## What is needed
Nothing in the records may be left out or altered; reproduce them all exactly.

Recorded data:
┌────────

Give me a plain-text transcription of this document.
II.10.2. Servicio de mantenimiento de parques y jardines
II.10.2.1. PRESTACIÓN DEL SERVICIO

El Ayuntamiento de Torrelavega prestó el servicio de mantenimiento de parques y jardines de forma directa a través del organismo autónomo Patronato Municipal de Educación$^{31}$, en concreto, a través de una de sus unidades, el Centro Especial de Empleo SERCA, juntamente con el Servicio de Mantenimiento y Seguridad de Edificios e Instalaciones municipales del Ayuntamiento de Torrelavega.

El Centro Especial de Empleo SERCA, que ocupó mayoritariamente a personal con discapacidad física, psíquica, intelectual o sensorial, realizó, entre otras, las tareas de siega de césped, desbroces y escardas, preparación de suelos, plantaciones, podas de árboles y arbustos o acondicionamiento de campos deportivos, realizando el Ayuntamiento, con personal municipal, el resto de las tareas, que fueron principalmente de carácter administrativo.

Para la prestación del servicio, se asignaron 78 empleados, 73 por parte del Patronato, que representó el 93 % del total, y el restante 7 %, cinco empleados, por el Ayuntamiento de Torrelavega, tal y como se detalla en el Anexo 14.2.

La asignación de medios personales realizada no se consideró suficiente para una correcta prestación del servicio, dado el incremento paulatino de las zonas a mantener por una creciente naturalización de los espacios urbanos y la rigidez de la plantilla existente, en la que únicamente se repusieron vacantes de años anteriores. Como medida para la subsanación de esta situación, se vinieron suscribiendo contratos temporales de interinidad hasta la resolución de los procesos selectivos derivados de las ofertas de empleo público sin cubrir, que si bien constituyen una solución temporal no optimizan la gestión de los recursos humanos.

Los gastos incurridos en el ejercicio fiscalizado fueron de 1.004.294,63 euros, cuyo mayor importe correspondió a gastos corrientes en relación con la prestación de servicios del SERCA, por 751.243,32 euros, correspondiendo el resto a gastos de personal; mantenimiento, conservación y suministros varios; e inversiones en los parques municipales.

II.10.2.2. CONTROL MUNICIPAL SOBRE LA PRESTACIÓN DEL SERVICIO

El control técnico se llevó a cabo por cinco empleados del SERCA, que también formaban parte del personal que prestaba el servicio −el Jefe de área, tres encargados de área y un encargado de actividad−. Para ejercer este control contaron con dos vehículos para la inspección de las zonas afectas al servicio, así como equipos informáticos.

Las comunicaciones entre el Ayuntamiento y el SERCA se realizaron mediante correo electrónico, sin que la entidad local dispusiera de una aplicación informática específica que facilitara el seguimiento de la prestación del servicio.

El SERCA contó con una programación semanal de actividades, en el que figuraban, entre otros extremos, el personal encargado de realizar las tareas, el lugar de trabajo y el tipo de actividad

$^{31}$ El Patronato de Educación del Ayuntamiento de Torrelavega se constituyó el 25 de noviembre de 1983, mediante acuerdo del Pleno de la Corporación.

└────────

## Output below
Give me a plain-text transcription of this document.
II.10.2. Servicio de mantenimiento de parques y jardines
II.10.2.1. PRESTACIÓN DEL SERVICIO

El Ayuntamiento de Torrelavega prestó el servicio de mantenimiento de parques y jardines de forma directa a través del organismo autónomo Patronato Municipal de Educación$^{31}$, en concreto, a través de una de sus unidades, el Centro Especial de Empleo SERCA, juntamente con el Servicio de Mantenimiento y Seguridad de Edificios e Instalaciones municipales del Ayuntamiento de Torrelavega.

El Centro Especial de Empleo SERCA, que ocupó mayoritariamente a personal con discapacidad física, psíquica, intelectual o sensorial, realizó, entre otras, las tareas de siega de césped, desbroces y escardas, preparación de suelos, plantaciones, podas de árboles y arbustos o acondicionamiento de campos deportivos, realizando el Ayuntamiento, con personal municipal, el resto de las tareas, que fueron principalmente de carácter administrativo.

Para la prestación del servicio, se asignaron 78 empleados, 73 por parte del Patronato, que representó el 93 % del total, y el restante 7 %, cinco empleados, por el Ayuntamiento de Torrelavega, tal y como se detalla en el Anexo 14.2.

La asignación de medios personales realizada no se consideró suficiente para una correcta prestación del servicio, dado el incremento paulatino de las zonas a mantener por una creciente naturalización de los espacios urbanos y la rigidez de la plantilla existente, en la que únicamente se repusieron vacantes de años anteriores. Como medida para la subsanación de esta situación, se vinieron suscribiendo contratos temporales de interinidad hasta la resolución de los procesos selectivos derivados de las ofertas de empleo público sin cubrir, que si bien constituyen una solución temporal no optimizan la gestión de los recursos humanos.

Los gastos incurridos en el ejercicio fiscalizado fueron de 1.004.294,63 euros, cuyo mayor importe correspondió a gastos corrientes en relación con la prestación de servicios del SERCA, por 751.243,32 euros, correspondiendo el resto a gastos de personal; mantenimiento, conservación y suministros varios; e inversiones en los parques municipales.

II.10.2.2. CONTROL MUNICIPAL SOBRE LA PRESTACIÓN DEL SERVICIO

El control técnico se llevó a cabo por cinco empleados del SERCA, que también formaban parte del personal que prestaba el servicio −el Jefe de área, tres encargados de área y un encargado de actividad−. Para ejercer este control contaron con dos vehículos para la inspección de las zonas afectas al servicio, así como equipos informáticos.

Las comunicaciones entre el Ayuntamiento y el SERCA se realizaron mediante correo electrónico, sin que la entidad local dispusiera de una aplicación informática específica que facilitara el seguimiento de la prestación del servicio.

El SERCA contó con una programación semanal de actividades, en el que figuraban, entre otros extremos, el personal encargado de realizar las tareas, el lugar de trabajo y el tipo de actividad

$^{31}$ El Patronato de Educación del Ayuntamiento de Torrelavega se constituyó el 25 de noviembre de 1983, mediante acuerdo del Pleno de la Corporación.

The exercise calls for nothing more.